Pull out the part of the book review below that starts with "Mr. Henderson finds" and goes on through "across the street.", copying it word for word.

Top of PASSAGE FOR REVIEW

    Mr. Henderson finds the requisite distance and uses it to take us through his life from the boy in Penn Wynne with his observant Presbyterian dad, collection of snakes, frogs, and other creatures from the nearby woods, school, the McCarthy hearings, a patient mother, a famous blue couch, and first dog, Trixie.
    Duke was the second with whom the author explored the marshland of Ocean City, N.J., where “wilderness still had a few years to go.” The marsh was protected by the Henderson Game Commission with Duke the enforcer, and it was where Duke and his master came upon a dead dog — death for the first time. Sex reared its mysterious head about this time, and philosophy, and Duke’s archenemy, Dagger, from across the street.
    Mr. Henderson writes about his dogless years, which began in 1959 when he left Duke behind to attend Hamilton College, Harvard grad school (a short stay), a Parisian garret, an ex-nun first wife, his disgust with dog-dismissing philosophers, a crib on Bleecker Street, the start of the Pushcart Press, and a “slouching hound” named Snopes he inherited when his mother passed away but not before he promised her a baby.
    The chapter titled “The Ballad of Ellen & Rocky” is one of several sections of the book in which the innocence of wordless creatures cuts through the confusion and trials of human experience and shines a forgiving light (a holy light?) upon them. Mr. Henderson doesn’t hit you over the head with this. The events, which I will not divulge here except to say they involve a move to East Hampton, a woman, a breakup, a canine tragedy, and a humbling, speak for themselves.

Bottom of PASSAGE FOR REVIEW
Top of DATA EXCERPTS

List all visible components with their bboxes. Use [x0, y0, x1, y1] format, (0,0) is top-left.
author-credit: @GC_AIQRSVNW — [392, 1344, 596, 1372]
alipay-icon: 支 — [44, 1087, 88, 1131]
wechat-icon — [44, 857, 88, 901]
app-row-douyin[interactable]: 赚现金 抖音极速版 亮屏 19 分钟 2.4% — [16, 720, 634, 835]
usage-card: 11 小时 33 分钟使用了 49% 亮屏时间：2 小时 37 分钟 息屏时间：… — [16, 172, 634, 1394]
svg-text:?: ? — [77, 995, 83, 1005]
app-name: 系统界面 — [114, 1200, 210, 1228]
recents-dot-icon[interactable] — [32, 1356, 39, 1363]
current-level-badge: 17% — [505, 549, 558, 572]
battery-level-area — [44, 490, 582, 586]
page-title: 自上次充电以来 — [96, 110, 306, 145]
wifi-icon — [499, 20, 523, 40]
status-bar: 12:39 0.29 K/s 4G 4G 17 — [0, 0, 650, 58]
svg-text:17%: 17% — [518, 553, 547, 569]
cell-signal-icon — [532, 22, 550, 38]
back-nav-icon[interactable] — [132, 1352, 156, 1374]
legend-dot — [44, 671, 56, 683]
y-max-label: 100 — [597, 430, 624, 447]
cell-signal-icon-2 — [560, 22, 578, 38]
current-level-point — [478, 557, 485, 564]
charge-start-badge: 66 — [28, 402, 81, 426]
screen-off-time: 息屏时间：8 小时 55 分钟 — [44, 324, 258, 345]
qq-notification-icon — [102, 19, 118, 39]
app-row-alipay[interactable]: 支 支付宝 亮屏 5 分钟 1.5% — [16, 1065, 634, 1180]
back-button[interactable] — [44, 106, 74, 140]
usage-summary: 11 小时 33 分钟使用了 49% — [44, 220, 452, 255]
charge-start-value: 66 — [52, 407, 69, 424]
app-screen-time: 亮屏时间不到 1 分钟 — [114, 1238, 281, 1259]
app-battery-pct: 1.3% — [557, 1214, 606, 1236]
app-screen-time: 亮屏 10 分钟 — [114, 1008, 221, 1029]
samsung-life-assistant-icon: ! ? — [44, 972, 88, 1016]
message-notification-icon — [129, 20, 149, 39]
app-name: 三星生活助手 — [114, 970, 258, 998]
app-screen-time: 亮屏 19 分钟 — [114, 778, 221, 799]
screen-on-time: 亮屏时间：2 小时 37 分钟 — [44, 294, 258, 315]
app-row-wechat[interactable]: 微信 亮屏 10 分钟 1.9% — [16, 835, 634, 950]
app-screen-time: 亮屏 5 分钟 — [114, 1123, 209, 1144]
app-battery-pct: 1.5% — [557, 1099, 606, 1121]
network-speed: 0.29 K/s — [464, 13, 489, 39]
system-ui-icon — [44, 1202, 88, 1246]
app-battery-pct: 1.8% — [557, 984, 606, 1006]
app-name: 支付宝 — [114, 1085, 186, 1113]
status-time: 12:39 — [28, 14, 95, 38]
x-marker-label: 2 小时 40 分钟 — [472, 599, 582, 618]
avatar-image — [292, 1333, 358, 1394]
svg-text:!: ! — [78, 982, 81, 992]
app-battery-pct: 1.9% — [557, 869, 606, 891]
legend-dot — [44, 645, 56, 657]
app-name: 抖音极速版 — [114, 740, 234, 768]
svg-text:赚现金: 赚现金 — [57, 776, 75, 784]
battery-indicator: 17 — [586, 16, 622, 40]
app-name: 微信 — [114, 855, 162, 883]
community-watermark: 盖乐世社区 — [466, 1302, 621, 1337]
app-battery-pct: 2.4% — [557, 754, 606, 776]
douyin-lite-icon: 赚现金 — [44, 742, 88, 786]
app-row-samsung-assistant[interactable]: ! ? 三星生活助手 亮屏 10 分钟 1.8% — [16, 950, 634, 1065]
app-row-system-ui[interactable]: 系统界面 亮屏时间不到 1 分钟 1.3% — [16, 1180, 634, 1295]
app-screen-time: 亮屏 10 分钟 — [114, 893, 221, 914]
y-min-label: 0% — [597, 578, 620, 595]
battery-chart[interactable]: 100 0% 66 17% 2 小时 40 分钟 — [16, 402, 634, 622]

Bottom of DATA EXCERPTS

EXERCISE OUTPUT »
Mr. Henderson finds the requisite distance and uses it to take us through his life from the boy in Penn Wynne with his observant Presbyterian dad, collection of snakes, frogs, and other creatures from the nearby woods, school, the McCarthy hearings, a patient mother, a famous blue couch, and first dog, Trixie.
    Duke was the second with whom the author explored the marshland of Ocean City, N.J., where “wilderness still had a few years to go.” The marsh was protected by the Henderson Game Commission with Duke the enforcer, and it was where Duke and his master came upon a dead dog — death for the first time. Sex reared its mysterious head about this time, and philosophy, and Duke’s archenemy, Dagger, from across the street.